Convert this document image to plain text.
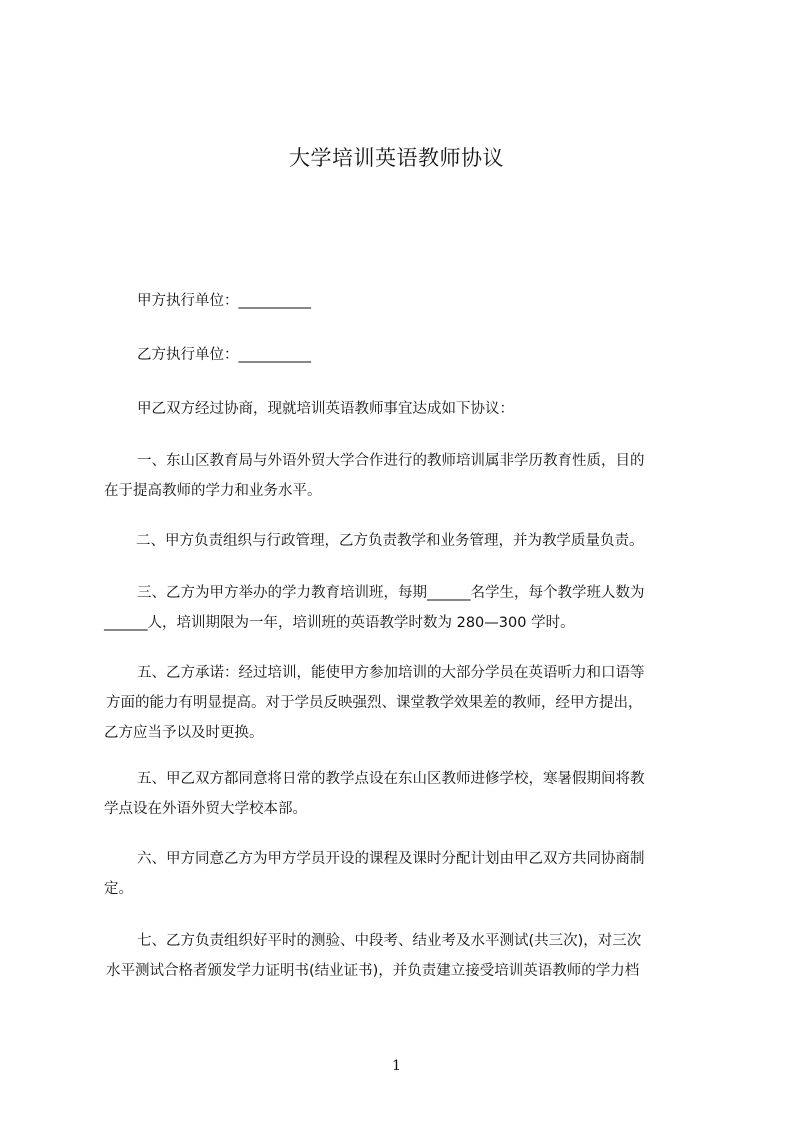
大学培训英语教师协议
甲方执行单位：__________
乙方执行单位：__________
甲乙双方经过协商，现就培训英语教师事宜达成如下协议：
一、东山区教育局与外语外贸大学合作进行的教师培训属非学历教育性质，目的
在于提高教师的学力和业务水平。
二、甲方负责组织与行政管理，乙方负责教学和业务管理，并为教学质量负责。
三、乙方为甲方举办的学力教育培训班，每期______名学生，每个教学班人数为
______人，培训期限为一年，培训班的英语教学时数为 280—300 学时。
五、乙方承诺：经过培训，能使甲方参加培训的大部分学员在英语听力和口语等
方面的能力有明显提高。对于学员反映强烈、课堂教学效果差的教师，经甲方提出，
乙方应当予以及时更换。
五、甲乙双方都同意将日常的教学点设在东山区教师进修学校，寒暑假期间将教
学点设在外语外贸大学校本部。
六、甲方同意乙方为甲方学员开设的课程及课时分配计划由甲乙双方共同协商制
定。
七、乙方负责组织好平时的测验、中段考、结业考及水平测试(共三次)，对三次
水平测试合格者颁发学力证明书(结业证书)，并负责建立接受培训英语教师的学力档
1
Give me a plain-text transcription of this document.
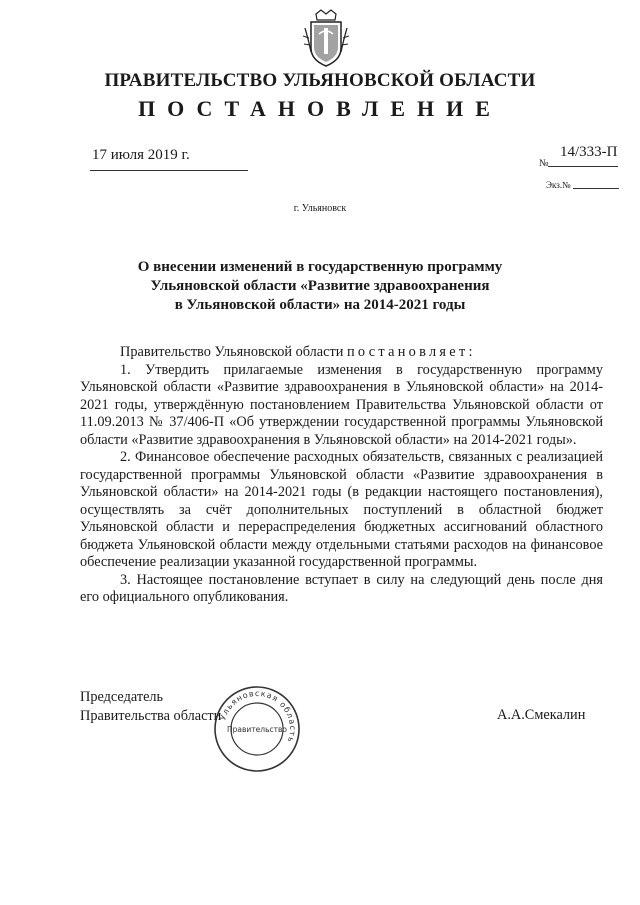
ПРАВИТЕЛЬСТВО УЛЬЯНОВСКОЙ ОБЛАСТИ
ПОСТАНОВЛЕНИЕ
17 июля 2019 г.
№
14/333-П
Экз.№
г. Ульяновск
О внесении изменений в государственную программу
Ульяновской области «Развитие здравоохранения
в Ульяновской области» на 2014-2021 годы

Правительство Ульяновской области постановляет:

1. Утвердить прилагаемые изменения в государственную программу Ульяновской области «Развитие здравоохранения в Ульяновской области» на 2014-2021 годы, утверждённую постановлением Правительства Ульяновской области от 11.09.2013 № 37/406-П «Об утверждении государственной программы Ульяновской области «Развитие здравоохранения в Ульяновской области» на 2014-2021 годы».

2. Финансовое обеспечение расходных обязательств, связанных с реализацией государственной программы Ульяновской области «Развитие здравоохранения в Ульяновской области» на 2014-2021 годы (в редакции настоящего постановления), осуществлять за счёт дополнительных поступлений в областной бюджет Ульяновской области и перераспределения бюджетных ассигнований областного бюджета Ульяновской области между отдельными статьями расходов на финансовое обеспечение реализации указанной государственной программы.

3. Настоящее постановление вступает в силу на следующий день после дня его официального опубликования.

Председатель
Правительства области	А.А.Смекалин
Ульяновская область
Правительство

TASK REQUIREMENTS: Take the line with "Give me a plain-text" as the first line and the last line of the records above as the final one; reproduce exactly the lines between them, both included, without pictures.

SOLUTION FOR THIS EXERCISE:
Give me a plain-text transcription of this document.
ПРАВИТЕЛЬСТВО УЛЬЯНОВСКОЙ ОБЛАСТИ
ПОСТАНОВЛЕНИЕ
17 июля 2019 г.
№
14/333-П
Экз.№
г. Ульяновск
О внесении изменений в государственную программу
Ульяновской области «Развитие здравоохранения
в Ульяновской области» на 2014-2021 годы

Правительство Ульяновской области постановляет:

1. Утвердить прилагаемые изменения в государственную программу Ульяновской области «Развитие здравоохранения в Ульяновской области» на 2014-2021 годы, утверждённую постановлением Правительства Ульяновской области от 11.09.2013 № 37/406-П «Об утверждении государственной программы Ульяновской области «Развитие здравоохранения в Ульяновской области» на 2014-2021 годы».

2. Финансовое обеспечение расходных обязательств, связанных с реализацией государственной программы Ульяновской области «Развитие здравоохранения в Ульяновской области» на 2014-2021 годы (в редакции настоящего постановления), осуществлять за счёт дополнительных поступлений в областной бюджет Ульяновской области и перераспределения бюджетных ассигнований областного бюджета Ульяновской области между отдельными статьями расходов на финансовое обеспечение реализации указанной государственной программы.

3. Настоящее постановление вступает в силу на следующий день после дня его официального опубликования.

Председатель
Правительства области	А.А.Смекалин
Ульяновская область
Правительство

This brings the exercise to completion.